WHAT IS BEING ASKED:
Write down every entry below once more, exactly.

─── RECORDS FOR THIS EXERCISE

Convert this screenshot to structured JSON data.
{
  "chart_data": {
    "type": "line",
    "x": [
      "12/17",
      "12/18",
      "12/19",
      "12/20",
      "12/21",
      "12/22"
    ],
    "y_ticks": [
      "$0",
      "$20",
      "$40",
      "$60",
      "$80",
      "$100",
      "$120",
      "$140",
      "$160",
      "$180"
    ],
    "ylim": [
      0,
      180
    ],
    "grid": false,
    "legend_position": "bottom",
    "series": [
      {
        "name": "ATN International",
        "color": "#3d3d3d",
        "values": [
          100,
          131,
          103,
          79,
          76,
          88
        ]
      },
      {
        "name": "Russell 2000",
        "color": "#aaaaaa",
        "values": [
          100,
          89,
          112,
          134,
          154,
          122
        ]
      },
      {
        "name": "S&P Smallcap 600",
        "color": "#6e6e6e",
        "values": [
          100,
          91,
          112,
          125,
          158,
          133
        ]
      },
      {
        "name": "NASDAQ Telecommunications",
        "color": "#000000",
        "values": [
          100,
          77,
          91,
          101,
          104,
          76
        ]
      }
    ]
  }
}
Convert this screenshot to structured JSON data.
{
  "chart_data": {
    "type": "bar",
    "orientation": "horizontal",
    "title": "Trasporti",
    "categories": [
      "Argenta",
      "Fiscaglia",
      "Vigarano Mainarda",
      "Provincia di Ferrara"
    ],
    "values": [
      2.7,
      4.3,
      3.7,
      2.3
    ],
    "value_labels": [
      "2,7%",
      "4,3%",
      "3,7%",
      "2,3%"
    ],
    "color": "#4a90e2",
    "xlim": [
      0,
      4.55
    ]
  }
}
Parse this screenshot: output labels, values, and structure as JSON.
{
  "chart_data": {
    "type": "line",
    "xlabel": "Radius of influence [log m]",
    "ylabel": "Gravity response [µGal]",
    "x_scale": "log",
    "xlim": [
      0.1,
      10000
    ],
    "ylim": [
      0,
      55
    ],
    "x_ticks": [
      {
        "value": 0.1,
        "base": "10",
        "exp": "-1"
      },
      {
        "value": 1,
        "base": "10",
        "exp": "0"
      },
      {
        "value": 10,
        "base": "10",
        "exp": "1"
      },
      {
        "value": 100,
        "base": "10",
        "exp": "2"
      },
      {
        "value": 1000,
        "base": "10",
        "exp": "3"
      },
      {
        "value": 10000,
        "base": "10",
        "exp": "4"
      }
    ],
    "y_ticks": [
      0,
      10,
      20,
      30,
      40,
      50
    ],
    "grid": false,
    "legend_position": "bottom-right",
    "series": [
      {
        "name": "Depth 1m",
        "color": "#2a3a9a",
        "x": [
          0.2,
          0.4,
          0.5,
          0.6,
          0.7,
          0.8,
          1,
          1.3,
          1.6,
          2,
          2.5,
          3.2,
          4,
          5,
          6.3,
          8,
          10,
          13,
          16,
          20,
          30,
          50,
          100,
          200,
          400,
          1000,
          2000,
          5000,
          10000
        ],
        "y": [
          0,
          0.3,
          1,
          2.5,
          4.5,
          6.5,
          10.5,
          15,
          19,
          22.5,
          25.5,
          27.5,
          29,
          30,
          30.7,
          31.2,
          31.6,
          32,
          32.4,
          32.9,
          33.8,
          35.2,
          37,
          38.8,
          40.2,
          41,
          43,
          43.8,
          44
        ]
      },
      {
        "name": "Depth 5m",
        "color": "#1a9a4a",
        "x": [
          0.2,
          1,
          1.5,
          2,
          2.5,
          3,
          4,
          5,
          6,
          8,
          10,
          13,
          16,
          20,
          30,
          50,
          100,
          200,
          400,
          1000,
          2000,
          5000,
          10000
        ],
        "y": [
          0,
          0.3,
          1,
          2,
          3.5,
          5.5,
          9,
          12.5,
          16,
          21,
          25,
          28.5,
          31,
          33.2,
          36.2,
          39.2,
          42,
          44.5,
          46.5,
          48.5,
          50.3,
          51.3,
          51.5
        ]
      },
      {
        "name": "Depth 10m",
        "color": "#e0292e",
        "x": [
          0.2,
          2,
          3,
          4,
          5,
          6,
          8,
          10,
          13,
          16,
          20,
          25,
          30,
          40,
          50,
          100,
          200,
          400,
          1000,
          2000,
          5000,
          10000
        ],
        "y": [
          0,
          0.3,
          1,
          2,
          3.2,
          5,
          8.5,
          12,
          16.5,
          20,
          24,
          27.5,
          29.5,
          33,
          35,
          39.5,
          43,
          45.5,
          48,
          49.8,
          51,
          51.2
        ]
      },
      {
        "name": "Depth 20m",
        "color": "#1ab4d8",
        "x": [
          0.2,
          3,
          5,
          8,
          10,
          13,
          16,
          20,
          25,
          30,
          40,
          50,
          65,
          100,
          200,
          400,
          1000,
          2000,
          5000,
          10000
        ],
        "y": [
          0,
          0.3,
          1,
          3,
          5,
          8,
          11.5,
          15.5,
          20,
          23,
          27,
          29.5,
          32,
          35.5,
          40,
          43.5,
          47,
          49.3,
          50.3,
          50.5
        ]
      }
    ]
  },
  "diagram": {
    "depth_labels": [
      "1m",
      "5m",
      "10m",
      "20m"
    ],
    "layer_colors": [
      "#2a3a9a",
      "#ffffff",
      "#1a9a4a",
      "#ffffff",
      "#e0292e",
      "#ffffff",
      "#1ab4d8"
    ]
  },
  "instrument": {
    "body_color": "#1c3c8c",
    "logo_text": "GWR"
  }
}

──────

THE COMPLETED TASK:
Convert this screenshot to structured JSON data.
{
  "chart_data": {
    "type": "line",
    "x": [
      "12/17",
      "12/18",
      "12/19",
      "12/20",
      "12/21",
      "12/22"
    ],
    "y_ticks": [
      "$0",
      "$20",
      "$40",
      "$60",
      "$80",
      "$100",
      "$120",
      "$140",
      "$160",
      "$180"
    ],
    "ylim": [
      0,
      180
    ],
    "grid": false,
    "legend_position": "bottom",
    "series": [
      {
        "name": "ATN International",
        "color": "#3d3d3d",
        "values": [
          100,
          131,
          103,
          79,
          76,
          88
        ]
      },
      {
        "name": "Russell 2000",
        "color": "#aaaaaa",
        "values": [
          100,
          89,
          112,
          134,
          154,
          122
        ]
      },
      {
        "name": "S&P Smallcap 600",
        "color": "#6e6e6e",
        "values": [
          100,
          91,
          112,
          125,
          158,
          133
        ]
      },
      {
        "name": "NASDAQ Telecommunications",
        "color": "#000000",
        "values": [
          100,
          77,
          91,
          101,
          104,
          76
        ]
      }
    ]
  }
}
Convert this screenshot to structured JSON data.
{
  "chart_data": {
    "type": "bar",
    "orientation": "horizontal",
    "title": "Trasporti",
    "categories": [
      "Argenta",
      "Fiscaglia",
      "Vigarano Mainarda",
      "Provincia di Ferrara"
    ],
    "values": [
      2.7,
      4.3,
      3.7,
      2.3
    ],
    "value_labels": [
      "2,7%",
      "4,3%",
      "3,7%",
      "2,3%"
    ],
    "color": "#4a90e2",
    "xlim": [
      0,
      4.55
    ]
  }
}
Parse this screenshot: output labels, values, and structure as JSON.
{
  "chart_data": {
    "type": "line",
    "xlabel": "Radius of influence [log m]",
    "ylabel": "Gravity response [µGal]",
    "x_scale": "log",
    "xlim": [
      0.1,
      10000
    ],
    "ylim": [
      0,
      55
    ],
    "x_ticks": [
      {
        "value": 0.1,
        "base": "10",
        "exp": "-1"
      },
      {
        "value": 1,
        "base": "10",
        "exp": "0"
      },
      {
        "value": 10,
        "base": "10",
        "exp": "1"
      },
      {
        "value": 100,
        "base": "10",
        "exp": "2"
      },
      {
        "value": 1000,
        "base": "10",
        "exp": "3"
      },
      {
        "value": 10000,
        "base": "10",
        "exp": "4"
      }
    ],
    "y_ticks": [
      0,
      10,
      20,
      30,
      40,
      50
    ],
    "grid": false,
    "legend_position": "bottom-right",
    "series": [
      {
        "name": "Depth 1m",
        "color": "#2a3a9a",
        "x": [
          0.2,
          0.4,
          0.5,
          0.6,
          0.7,
          0.8,
          1,
          1.3,
          1.6,
          2,
          2.5,
          3.2,
          4,
          5,
          6.3,
          8,
          10,
          13,
          16,
          20,
          30,
          50,
          100,
          200,
          400,
          1000,
          2000,
          5000,
          10000
        ],
        "y": [
          0,
          0.3,
          1,
          2.5,
          4.5,
          6.5,
          10.5,
          15,
          19,
          22.5,
          25.5,
          27.5,
          29,
          30,
          30.7,
          31.2,
          31.6,
          32,
          32.4,
          32.9,
          33.8,
          35.2,
          37,
          38.8,
          40.2,
          41,
          43,
          43.8,
          44
        ]
      },
      {
        "name": "Depth 5m",
        "color": "#1a9a4a",
        "x": [
          0.2,
          1,
          1.5,
          2,
          2.5,
          3,
          4,
          5,
          6,
          8,
          10,
          13,
          16,
          20,
          30,
          50,
          100,
          200,
          400,
          1000,
          2000,
          5000,
          10000
        ],
        "y": [
          0,
          0.3,
          1,
          2,
          3.5,
          5.5,
          9,
          12.5,
          16,
          21,
          25,
          28.5,
          31,
          33.2,
          36.2,
          39.2,
          42,
          44.5,
          46.5,
          48.5,
          50.3,
          51.3,
          51.5
        ]
      },
      {
        "name": "Depth 10m",
        "color": "#e0292e",
        "x": [
          0.2,
          2,
          3,
          4,
          5,
          6,
          8,
          10,
          13,
          16,
          20,
          25,
          30,
          40,
          50,
          100,
          200,
          400,
          1000,
          2000,
          5000,
          10000
        ],
        "y": [
          0,
          0.3,
          1,
          2,
          3.2,
          5,
          8.5,
          12,
          16.5,
          20,
          24,
          27.5,
          29.5,
          33,
          35,
          39.5,
          43,
          45.5,
          48,
          49.8,
          51,
          51.2
        ]
      },
      {
        "name": "Depth 20m",
        "color": "#1ab4d8",
        "x": [
          0.2,
          3,
          5,
          8,
          10,
          13,
          16,
          20,
          25,
          30,
          40,
          50,
          65,
          100,
          200,
          400,
          1000,
          2000,
          5000,
          10000
        ],
        "y": [
          0,
          0.3,
          1,
          3,
          5,
          8,
          11.5,
          15.5,
          20,
          23,
          27,
          29.5,
          32,
          35.5,
          40,
          43.5,
          47,
          49.3,
          50.3,
          50.5
        ]
      }
    ]
  },
  "diagram": {
    "depth_labels": [
      "1m",
      "5m",
      "10m",
      "20m"
    ],
    "layer_colors": [
      "#2a3a9a",
      "#ffffff",
      "#1a9a4a",
      "#ffffff",
      "#e0292e",
      "#ffffff",
      "#1ab4d8"
    ]
  },
  "instrument": {
    "body_color": "#1c3c8c",
    "logo_text": "GWR"
  }
}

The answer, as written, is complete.